Written instruction: Write out the listing exactly as it is given.

Raw records:
<<<<
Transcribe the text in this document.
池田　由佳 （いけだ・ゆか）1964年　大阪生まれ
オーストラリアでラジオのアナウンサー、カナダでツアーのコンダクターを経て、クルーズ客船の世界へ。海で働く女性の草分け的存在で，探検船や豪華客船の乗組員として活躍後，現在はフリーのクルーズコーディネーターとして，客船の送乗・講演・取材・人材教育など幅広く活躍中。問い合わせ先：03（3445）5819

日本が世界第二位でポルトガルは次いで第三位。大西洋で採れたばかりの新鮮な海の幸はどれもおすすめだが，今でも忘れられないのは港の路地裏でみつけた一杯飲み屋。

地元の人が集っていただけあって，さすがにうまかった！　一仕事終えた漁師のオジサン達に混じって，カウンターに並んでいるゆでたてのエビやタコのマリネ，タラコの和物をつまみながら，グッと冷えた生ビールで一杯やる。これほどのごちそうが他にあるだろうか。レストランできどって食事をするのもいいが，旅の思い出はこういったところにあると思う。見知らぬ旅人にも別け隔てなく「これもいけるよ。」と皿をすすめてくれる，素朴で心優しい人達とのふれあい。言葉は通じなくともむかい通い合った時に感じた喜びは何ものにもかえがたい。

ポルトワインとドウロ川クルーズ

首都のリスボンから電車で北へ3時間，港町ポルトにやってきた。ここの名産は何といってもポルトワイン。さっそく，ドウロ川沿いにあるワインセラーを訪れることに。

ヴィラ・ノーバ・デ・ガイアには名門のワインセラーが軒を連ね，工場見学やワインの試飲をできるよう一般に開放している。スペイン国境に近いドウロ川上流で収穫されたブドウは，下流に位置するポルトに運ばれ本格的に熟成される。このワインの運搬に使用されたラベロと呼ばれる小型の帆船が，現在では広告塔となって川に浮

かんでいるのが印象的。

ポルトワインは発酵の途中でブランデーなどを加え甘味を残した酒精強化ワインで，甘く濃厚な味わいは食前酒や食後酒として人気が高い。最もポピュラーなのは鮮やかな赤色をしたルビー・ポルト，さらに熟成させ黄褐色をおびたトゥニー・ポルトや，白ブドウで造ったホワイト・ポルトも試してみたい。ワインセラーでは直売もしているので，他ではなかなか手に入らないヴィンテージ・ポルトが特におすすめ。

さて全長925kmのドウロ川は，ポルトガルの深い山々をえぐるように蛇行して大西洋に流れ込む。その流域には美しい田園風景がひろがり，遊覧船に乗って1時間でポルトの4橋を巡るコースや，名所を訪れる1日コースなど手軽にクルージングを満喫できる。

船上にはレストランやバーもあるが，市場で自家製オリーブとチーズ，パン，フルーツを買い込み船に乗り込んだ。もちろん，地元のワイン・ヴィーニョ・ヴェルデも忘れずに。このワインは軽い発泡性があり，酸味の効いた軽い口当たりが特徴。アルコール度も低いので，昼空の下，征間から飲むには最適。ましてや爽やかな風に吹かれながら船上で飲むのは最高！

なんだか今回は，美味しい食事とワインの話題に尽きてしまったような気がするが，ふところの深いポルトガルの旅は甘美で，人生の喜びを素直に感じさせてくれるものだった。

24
>>>>
Exercise response:
Transcribe the text in this document.
池田　由佳 （いけだ・ゆか）1964年　大阪生まれ
オーストラリアでラジオのアナウンサー、カナダでツアーのコンダクターを経て、クルーズ客船の世界へ。海で働く女性の草分け的存在で，探検船や豪華客船の乗組員として活躍後，現在はフリーのクルーズコーディネーターとして，客船の送乗・講演・取材・人材教育など幅広く活躍中。問い合わせ先：03（3445）5819

日本が世界第二位でポルトガルは次いで第三位。大西洋で採れたばかりの新鮮な海の幸はどれもおすすめだが，今でも忘れられないのは港の路地裏でみつけた一杯飲み屋。

地元の人が集っていただけあって，さすがにうまかった！　一仕事終えた漁師のオジサン達に混じって，カウンターに並んでいるゆでたてのエビやタコのマリネ，タラコの和物をつまみながら，グッと冷えた生ビールで一杯やる。これほどのごちそうが他にあるだろうか。レストランできどって食事をするのもいいが，旅の思い出はこういったところにあると思う。見知らぬ旅人にも別け隔てなく「これもいけるよ。」と皿をすすめてくれる，素朴で心優しい人達とのふれあい。言葉は通じなくともむかい通い合った時に感じた喜びは何ものにもかえがたい。

ポルトワインとドウロ川クルーズ

首都のリスボンから電車で北へ3時間，港町ポルトにやってきた。ここの名産は何といってもポルトワイン。さっそく，ドウロ川沿いにあるワインセラーを訪れることに。

ヴィラ・ノーバ・デ・ガイアには名門のワインセラーが軒を連ね，工場見学やワインの試飲をできるよう一般に開放している。スペイン国境に近いドウロ川上流で収穫されたブドウは，下流に位置するポルトに運ばれ本格的に熟成される。このワインの運搬に使用されたラベロと呼ばれる小型の帆船が，現在では広告塔となって川に浮

かんでいるのが印象的。

ポルトワインは発酵の途中でブランデーなどを加え甘味を残した酒精強化ワインで，甘く濃厚な味わいは食前酒や食後酒として人気が高い。最もポピュラーなのは鮮やかな赤色をしたルビー・ポルト，さらに熟成させ黄褐色をおびたトゥニー・ポルトや，白ブドウで造ったホワイト・ポルトも試してみたい。ワインセラーでは直売もしているので，他ではなかなか手に入らないヴィンテージ・ポルトが特におすすめ。

さて全長925kmのドウロ川は，ポルトガルの深い山々をえぐるように蛇行して大西洋に流れ込む。その流域には美しい田園風景がひろがり，遊覧船に乗って1時間でポルトの4橋を巡るコースや，名所を訪れる1日コースなど手軽にクルージングを満喫できる。

船上にはレストランやバーもあるが，市場で自家製オリーブとチーズ，パン，フルーツを買い込み船に乗り込んだ。もちろん，地元のワイン・ヴィーニョ・ヴェルデも忘れずに。このワインは軽い発泡性があり，酸味の効いた軽い口当たりが特徴。アルコール度も低いので，昼空の下，征間から飲むには最適。ましてや爽やかな風に吹かれながら船上で飲むのは最高！

なんだか今回は，美味しい食事とワインの話題に尽きてしまったような気がするが，ふところの深いポルトガルの旅は甘美で，人生の喜びを素直に感じさせてくれるものだった。

24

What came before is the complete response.